Given problem |
Write the data out again in full, with no departure from the original.

Rows |
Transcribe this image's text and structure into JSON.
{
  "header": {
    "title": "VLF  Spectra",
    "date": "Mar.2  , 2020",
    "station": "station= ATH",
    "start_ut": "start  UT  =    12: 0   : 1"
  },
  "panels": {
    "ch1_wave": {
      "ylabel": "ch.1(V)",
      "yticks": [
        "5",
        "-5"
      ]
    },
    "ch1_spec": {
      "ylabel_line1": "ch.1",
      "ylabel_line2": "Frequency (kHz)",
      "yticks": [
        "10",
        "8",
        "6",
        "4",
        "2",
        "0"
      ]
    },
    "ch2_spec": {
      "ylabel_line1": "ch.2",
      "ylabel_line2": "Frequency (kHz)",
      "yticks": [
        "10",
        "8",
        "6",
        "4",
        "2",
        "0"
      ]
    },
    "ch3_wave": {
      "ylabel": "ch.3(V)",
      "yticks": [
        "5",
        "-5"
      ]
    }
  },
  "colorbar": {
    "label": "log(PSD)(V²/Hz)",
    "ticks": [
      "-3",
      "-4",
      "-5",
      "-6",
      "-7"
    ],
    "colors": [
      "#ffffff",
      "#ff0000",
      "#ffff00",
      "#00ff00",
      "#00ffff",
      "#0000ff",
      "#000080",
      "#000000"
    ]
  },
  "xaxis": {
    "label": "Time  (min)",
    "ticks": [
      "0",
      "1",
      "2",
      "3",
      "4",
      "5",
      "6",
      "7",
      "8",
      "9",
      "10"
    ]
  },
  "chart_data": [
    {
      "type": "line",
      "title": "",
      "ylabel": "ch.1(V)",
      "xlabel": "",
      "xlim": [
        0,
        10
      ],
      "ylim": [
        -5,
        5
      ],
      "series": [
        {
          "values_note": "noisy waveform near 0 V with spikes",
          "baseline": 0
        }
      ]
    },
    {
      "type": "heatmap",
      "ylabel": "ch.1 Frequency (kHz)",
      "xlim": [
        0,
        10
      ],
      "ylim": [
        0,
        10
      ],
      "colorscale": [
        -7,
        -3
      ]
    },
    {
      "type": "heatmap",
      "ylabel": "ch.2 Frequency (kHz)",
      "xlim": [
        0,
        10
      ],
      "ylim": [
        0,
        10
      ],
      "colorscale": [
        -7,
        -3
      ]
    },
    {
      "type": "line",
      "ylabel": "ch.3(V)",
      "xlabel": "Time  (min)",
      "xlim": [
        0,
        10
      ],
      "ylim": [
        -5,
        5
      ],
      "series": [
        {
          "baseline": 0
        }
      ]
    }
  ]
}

The reply |
Transcribe this image's text and structure into JSON.
{
  "header": {
    "title": "VLF  Spectra",
    "date": "Mar.2  , 2020",
    "station": "station= ATH",
    "start_ut": "start  UT  =    12: 0   : 1"
  },
  "panels": {
    "ch1_wave": {
      "ylabel": "ch.1(V)",
      "yticks": [
        "5",
        "-5"
      ]
    },
    "ch1_spec": {
      "ylabel_line1": "ch.1",
      "ylabel_line2": "Frequency (kHz)",
      "yticks": [
        "10",
        "8",
        "6",
        "4",
        "2",
        "0"
      ]
    },
    "ch2_spec": {
      "ylabel_line1": "ch.2",
      "ylabel_line2": "Frequency (kHz)",
      "yticks": [
        "10",
        "8",
        "6",
        "4",
        "2",
        "0"
      ]
    },
    "ch3_wave": {
      "ylabel": "ch.3(V)",
      "yticks": [
        "5",
        "-5"
      ]
    }
  },
  "colorbar": {
    "label": "log(PSD)(V²/Hz)",
    "ticks": [
      "-3",
      "-4",
      "-5",
      "-6",
      "-7"
    ],
    "colors": [
      "#ffffff",
      "#ff0000",
      "#ffff00",
      "#00ff00",
      "#00ffff",
      "#0000ff",
      "#000080",
      "#000000"
    ]
  },
  "xaxis": {
    "label": "Time  (min)",
    "ticks": [
      "0",
      "1",
      "2",
      "3",
      "4",
      "5",
      "6",
      "7",
      "8",
      "9",
      "10"
    ]
  },
  "chart_data": [
    {
      "type": "line",
      "title": "",
      "ylabel": "ch.1(V)",
      "xlabel": "",
      "xlim": [
        0,
        10
      ],
      "ylim": [
        -5,
        5
      ],
      "series": [
        {
          "values_note": "noisy waveform near 0 V with spikes",
          "baseline": 0
        }
      ]
    },
    {
      "type": "heatmap",
      "ylabel": "ch.1 Frequency (kHz)",
      "xlim": [
        0,
        10
      ],
      "ylim": [
        0,
        10
      ],
      "colorscale": [
        -7,
        -3
      ]
    },
    {
      "type": "heatmap",
      "ylabel": "ch.2 Frequency (kHz)",
      "xlim": [
        0,
        10
      ],
      "ylim": [
        0,
        10
      ],
      "colorscale": [
        -7,
        -3
      ]
    },
    {
      "type": "line",
      "ylabel": "ch.3(V)",
      "xlabel": "Time  (min)",
      "xlim": [
        0,
        10
      ],
      "ylim": [
        -5,
        5
      ],
      "series": [
        {
          "baseline": 0
        }
      ]
    }
  ]
}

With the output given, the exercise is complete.